* _Исходный текст_
Депортированные не знали, что сталось с их родителями, братьями и сестрами. Это тревожило их еще больше, чем собственная судьба. Отец Симона, Давид (David), и его мать, Сима, были арестованы в июле 1942 года. Мать так никогда и не вернулась из лагеря. Старший брат Симона, Морис, схваченный во время первой парижской облавы, первоначально содержавшийся в Питивье, 14 мая 1941 года был перемещен в Аушвиц. "Мне не удалось перевести его в Биркенау, и однажды один парень из лагеря шепнул мне на ухо: "Знаешь, Симон, твоего брата отвели в газовую камеру". Сильнее всего отпечаталась в памяти Симона встреча со стариком-отцом, которая стала возможной благодаря его другу из другого сектора, которого он узнал.

"Передо мной был маленький человечек, испуганный и ослабевший. Поскольку я перенес тиф, он не узнал меня и спросил: Не видел ли ты Симона? - Потом наши взгляды встретились, и мы обнялись"┘При воспоминании об этом слезы выступают на глаза Симона, хотя прошло столько лет. Тогда Симон, который работал на кухне, взял отца под свою защиту, отдал ему часть своего рациона. Ему удалось отправить отца на расчистку Варшавского гетто в сопровождении Иосифа Рубинштейна. Отец и сын вновь встретились в 1945 году в Париже, в гостинице "Лютеция", превращенной в пункт сбора военнопленных. Они были похожи на живые скелеты.

* _Задания_
- 1) Где, по словам исходного текста о воспоминаниях Симона, он и его отец вновь встретились в 1945 году?
- 2) Напишите продолжение исходного текста о воспоминаниях Симона, начиная сразу после его последнего предложения.

* _Предоставленные записи_

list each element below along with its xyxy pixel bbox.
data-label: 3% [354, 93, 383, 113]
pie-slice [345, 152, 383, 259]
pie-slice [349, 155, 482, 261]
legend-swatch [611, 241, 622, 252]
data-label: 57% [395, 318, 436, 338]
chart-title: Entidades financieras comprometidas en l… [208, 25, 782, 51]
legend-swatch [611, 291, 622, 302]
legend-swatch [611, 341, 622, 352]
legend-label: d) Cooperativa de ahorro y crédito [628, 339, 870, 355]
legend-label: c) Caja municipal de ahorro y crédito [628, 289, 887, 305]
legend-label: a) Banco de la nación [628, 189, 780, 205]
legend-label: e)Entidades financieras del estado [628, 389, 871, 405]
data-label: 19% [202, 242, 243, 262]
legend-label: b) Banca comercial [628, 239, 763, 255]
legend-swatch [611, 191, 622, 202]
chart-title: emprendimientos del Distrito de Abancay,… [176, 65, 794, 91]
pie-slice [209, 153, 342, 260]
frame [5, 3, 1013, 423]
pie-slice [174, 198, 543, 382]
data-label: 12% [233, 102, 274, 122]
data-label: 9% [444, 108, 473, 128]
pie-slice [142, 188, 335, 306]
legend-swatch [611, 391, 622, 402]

* _Ожидаемые результаты_
- 1) В Париже, в гостинице «Лютеция», превращенной в пункт сбора военнопленных.

- 2)
В семье Рубинштейна выжили только пятеро из девяти. Отец Иосифа был также арестован 20 августа недалеко от площади Бастилии. Ему было почти 60 лет, и он не избежал депортации и смерти. Два брата Иосифа были военнопленными, что их спасло. Его сестра Жисла смогла бежать в свободную зону, а другая сестра, Дора, была депортирована в Берген-Бельсен, откуда ей удалось вернуться. Но его мать Рухла (Ruchla) и 18 -летняя сестра Мария, схваченные во время облавы Вель д"Ив 29 июля, обе погибли в газовой камере Аушвица, и ему так и не удалось их повидать. Наконец, его старший брат, Поль был депортирован и казнен в 1944 году. Это был уже один из последних эшелонов┘

В Биркенау для тех, кто был в первом эшелоне, начались долгие дни кошмара. Люди спали на общих нарах, получали прозрачный суп и хлебный комочек, были мучимы жестоким морозом на изнурительных земляных работах, изъедены кишащими паразитами. В лагере царствовали тиф и дизентерия. Люди почти не могли сопротивляться. Цифры - красноречивы: с апреля по август 1942 года, 1008 из 1112 депортированных скончались, не выдержав нечеловеческого обращения, смертность составила 91,6% за пять месяцев. То же самое произошло и со вторым, и с третьим эшелонами: 80% депортированных со вторым конвоем умерли за 10 недель, и 80% людей из третьего конвоя - за 7 недель.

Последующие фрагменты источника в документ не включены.